What this exercise asks -
**a)** In the CMS GEM installation article, what angle relative to the beam axis do muons emerge at in the forward muon region?
**b)** Continue the CMS GEM installation article from its last sentence.

Page excerpt -
· · · ·
Despite the rather challenging circumstances of the COVID-19 pandemic, the CMS GEM (Gas Electron Multiplier) team has been working against all odds to complete the installation of the very first GEM station (GE1/1) in CMS. With the completion of one side of the detector (negative endcap) in October 2019, we are now happy to report the completion of the other side (positive endcap) as well. This is an important milestone for the full CMS collaboration, as it represents the first completely installed Phase II detector upgrade, and introduces a brand-new detector technology, the GEMs, to complement the Muon system.
To prepare for the increased collision energy and luminosity at the LHC in Run 3 and High Lumi LHC (HL-LHC), the installation of large-area GEM detectors in the forward muon region was planned following an extensive R&D program. Since 2009, triple-GEM chambers have been developed as the optimal solution for three detector stations within the CMS endcap. GEM detectors can operate in the high-rate environments of the forward muon region, very close to the beam pipe, providing precise muon tracking. Here, muons emerge at an angle of around 10° relative to the beam axis, and the addition of GEM detectors allows us to exploit the measurement of the muon bending angle. In addition, by adding GEM detectors in front of the existing CSCs (Cathode Strip Chambers), we increase the path length within the first muon station. These new benefits allow us to greatly improve muon momentum resolution, reducing misidentified muons, while maintaining excellent trigger efficiency.
· · · ·
Raw data -
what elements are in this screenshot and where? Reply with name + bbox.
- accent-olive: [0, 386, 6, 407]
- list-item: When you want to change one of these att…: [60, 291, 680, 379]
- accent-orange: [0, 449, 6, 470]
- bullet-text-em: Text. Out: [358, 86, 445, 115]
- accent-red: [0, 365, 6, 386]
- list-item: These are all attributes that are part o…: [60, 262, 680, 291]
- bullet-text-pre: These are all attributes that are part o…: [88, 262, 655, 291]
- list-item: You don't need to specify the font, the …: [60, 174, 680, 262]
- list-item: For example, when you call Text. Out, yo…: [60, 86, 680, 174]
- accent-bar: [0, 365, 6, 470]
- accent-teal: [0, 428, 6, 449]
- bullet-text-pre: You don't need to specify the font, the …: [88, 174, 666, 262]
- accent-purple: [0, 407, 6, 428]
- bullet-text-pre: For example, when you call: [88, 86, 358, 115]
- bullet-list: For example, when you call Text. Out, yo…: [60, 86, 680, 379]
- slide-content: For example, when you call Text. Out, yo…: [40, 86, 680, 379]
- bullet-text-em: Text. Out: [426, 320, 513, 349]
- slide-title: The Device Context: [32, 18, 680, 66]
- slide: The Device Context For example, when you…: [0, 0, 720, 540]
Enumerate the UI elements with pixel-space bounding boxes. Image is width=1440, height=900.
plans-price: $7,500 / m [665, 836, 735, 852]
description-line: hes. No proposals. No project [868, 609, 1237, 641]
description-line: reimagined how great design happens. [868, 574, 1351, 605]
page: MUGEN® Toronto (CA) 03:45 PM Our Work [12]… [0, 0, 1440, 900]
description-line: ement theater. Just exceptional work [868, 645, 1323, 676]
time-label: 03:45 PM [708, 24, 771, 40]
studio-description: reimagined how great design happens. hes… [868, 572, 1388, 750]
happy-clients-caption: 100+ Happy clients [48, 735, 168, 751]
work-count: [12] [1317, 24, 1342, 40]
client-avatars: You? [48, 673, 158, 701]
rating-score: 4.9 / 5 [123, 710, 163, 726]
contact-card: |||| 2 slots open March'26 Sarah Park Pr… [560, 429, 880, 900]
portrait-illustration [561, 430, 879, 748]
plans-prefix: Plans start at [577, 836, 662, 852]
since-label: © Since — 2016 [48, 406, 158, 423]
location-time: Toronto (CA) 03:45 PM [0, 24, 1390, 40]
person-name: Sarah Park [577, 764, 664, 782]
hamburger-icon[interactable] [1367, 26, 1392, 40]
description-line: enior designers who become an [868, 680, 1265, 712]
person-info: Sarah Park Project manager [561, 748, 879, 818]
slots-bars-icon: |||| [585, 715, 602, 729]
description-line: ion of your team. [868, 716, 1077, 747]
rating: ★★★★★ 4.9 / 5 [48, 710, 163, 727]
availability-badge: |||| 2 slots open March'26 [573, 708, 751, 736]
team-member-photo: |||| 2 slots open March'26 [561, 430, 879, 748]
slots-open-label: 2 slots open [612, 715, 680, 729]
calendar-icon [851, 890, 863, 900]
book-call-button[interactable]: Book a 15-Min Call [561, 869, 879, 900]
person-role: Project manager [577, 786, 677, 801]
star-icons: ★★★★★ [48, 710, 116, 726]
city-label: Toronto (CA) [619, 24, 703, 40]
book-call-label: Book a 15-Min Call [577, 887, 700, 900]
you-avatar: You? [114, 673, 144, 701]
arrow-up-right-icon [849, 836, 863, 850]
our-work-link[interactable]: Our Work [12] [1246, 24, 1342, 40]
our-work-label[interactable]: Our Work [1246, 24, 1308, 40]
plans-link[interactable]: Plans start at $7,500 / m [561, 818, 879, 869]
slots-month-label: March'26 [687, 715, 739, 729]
· · · ·
Results for each task -
**a)** Around 10°.

**b)**
With installation complete, the next step is to fully commission the GEMs of both endcaps; for this, several steps are needed. The installed detectors will have to once again go through rigorous tests of the operating characteristics which had been previously certified at the lab prior to installation. Thus, any possible damage that might have occurred during transportation and installation can be immediately spotted and repaired as needed. The detectors’ basic parameters - namely stable voltages on the foils with an environment friendly operational gas mixture of Argon and Carbon Dioxide (Ar:CO2 70:30), low background noise, measured connectivity, and operational characteristics of the on-detector electronics - will be set to optimal settings. We will then proceed towards data taking under safe conditions with cosmic rays, first standalone and then working in tandem with all of CMS. For this to happen we have to ensure that the data acquisition (DAQ) software is fully operational and links with the CSCs are fully debugged. In short, a lot of work is in front of us, but the CMS GEM team is very much up to the task.